The problem>
Transcribe the material below exactly as it appears.

Data for this task>
· · · · · · ·
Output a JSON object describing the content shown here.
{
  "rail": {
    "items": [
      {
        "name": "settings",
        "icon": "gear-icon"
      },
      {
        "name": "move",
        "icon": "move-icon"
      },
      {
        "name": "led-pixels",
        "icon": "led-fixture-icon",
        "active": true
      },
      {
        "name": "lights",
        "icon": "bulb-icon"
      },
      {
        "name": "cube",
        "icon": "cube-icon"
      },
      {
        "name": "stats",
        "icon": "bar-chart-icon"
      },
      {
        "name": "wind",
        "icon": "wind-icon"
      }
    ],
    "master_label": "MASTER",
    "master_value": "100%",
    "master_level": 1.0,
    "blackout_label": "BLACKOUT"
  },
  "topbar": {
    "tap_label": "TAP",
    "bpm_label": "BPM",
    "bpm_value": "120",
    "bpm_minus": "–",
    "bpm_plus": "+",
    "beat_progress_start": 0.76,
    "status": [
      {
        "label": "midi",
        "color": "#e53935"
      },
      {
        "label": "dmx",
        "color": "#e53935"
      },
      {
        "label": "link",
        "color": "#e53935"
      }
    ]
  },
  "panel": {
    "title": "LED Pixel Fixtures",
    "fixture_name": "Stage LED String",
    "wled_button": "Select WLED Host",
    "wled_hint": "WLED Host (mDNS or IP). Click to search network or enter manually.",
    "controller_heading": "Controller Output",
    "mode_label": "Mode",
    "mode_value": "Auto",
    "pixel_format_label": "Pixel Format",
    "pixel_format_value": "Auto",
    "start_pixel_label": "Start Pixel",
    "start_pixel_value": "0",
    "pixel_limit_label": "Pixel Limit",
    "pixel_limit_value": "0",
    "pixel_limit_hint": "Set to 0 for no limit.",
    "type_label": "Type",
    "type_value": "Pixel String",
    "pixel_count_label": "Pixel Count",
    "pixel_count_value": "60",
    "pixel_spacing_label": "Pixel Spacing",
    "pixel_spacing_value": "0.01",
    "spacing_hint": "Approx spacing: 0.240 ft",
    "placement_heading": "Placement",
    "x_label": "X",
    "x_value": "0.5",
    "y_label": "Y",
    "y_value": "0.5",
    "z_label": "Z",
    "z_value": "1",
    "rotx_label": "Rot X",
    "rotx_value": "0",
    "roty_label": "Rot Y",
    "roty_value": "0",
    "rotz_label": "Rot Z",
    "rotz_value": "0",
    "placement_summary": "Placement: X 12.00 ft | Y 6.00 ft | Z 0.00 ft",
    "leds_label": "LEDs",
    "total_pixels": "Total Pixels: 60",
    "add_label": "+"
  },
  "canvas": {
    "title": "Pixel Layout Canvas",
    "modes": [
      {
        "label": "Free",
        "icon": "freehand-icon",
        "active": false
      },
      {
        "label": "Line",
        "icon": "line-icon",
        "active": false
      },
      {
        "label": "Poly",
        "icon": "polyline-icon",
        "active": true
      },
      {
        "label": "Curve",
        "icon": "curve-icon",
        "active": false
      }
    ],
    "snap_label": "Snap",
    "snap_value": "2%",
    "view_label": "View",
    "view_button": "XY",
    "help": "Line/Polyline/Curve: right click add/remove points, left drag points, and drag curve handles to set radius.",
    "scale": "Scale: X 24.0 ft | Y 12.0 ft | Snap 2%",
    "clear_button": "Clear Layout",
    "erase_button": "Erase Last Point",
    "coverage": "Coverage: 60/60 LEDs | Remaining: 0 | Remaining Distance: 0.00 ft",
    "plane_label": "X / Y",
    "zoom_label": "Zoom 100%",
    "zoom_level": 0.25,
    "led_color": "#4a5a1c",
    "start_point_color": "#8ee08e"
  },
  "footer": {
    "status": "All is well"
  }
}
· · · · · · ·
Final answer>
Output a JSON object describing the content shown here.
{
  "rail": {
    "items": [
      {
        "name": "settings",
        "icon": "gear-icon"
      },
      {
        "name": "move",
        "icon": "move-icon"
      },
      {
        "name": "led-pixels",
        "icon": "led-fixture-icon",
        "active": true
      },
      {
        "name": "lights",
        "icon": "bulb-icon"
      },
      {
        "name": "cube",
        "icon": "cube-icon"
      },
      {
        "name": "stats",
        "icon": "bar-chart-icon"
      },
      {
        "name": "wind",
        "icon": "wind-icon"
      }
    ],
    "master_label": "MASTER",
    "master_value": "100%",
    "master_level": 1.0,
    "blackout_label": "BLACKOUT"
  },
  "topbar": {
    "tap_label": "TAP",
    "bpm_label": "BPM",
    "bpm_value": "120",
    "bpm_minus": "–",
    "bpm_plus": "+",
    "beat_progress_start": 0.76,
    "status": [
      {
        "label": "midi",
        "color": "#e53935"
      },
      {
        "label": "dmx",
        "color": "#e53935"
      },
      {
        "label": "link",
        "color": "#e53935"
      }
    ]
  },
  "panel": {
    "title": "LED Pixel Fixtures",
    "fixture_name": "Stage LED String",
    "wled_button": "Select WLED Host",
    "wled_hint": "WLED Host (mDNS or IP). Click to search network or enter manually.",
    "controller_heading": "Controller Output",
    "mode_label": "Mode",
    "mode_value": "Auto",
    "pixel_format_label": "Pixel Format",
    "pixel_format_value": "Auto",
    "start_pixel_label": "Start Pixel",
    "start_pixel_value": "0",
    "pixel_limit_label": "Pixel Limit",
    "pixel_limit_value": "0",
    "pixel_limit_hint": "Set to 0 for no limit.",
    "type_label": "Type",
    "type_value": "Pixel String",
    "pixel_count_label": "Pixel Count",
    "pixel_count_value": "60",
    "pixel_spacing_label": "Pixel Spacing",
    "pixel_spacing_value": "0.01",
    "spacing_hint": "Approx spacing: 0.240 ft",
    "placement_heading": "Placement",
    "x_label": "X",
    "x_value": "0.5",
    "y_label": "Y",
    "y_value": "0.5",
    "z_label": "Z",
    "z_value": "1",
    "rotx_label": "Rot X",
    "rotx_value": "0",
    "roty_label": "Rot Y",
    "roty_value": "0",
    "rotz_label": "Rot Z",
    "rotz_value": "0",
    "placement_summary": "Placement: X 12.00 ft | Y 6.00 ft | Z 0.00 ft",
    "leds_label": "LEDs",
    "total_pixels": "Total Pixels: 60",
    "add_label": "+"
  },
  "canvas": {
    "title": "Pixel Layout Canvas",
    "modes": [
      {
        "label": "Free",
        "icon": "freehand-icon",
        "active": false
      },
      {
        "label": "Line",
        "icon": "line-icon",
        "active": false
      },
      {
        "label": "Poly",
        "icon": "polyline-icon",
        "active": true
      },
      {
        "label": "Curve",
        "icon": "curve-icon",
        "active": false
      }
    ],
    "snap_label": "Snap",
    "snap_value": "2%",
    "view_label": "View",
    "view_button": "XY",
    "help": "Line/Polyline/Curve: right click add/remove points, left drag points, and drag curve handles to set radius.",
    "scale": "Scale: X 24.0 ft | Y 12.0 ft | Snap 2%",
    "clear_button": "Clear Layout",
    "erase_button": "Erase Last Point",
    "coverage": "Coverage: 60/60 LEDs | Remaining: 0 | Remaining Distance: 0.00 ft",
    "plane_label": "X / Y",
    "zoom_label": "Zoom 100%",
    "zoom_level": 0.25,
    "led_color": "#4a5a1c",
    "start_point_color": "#8ee08e"
  },
  "footer": {
    "status": "All is well"
  }
}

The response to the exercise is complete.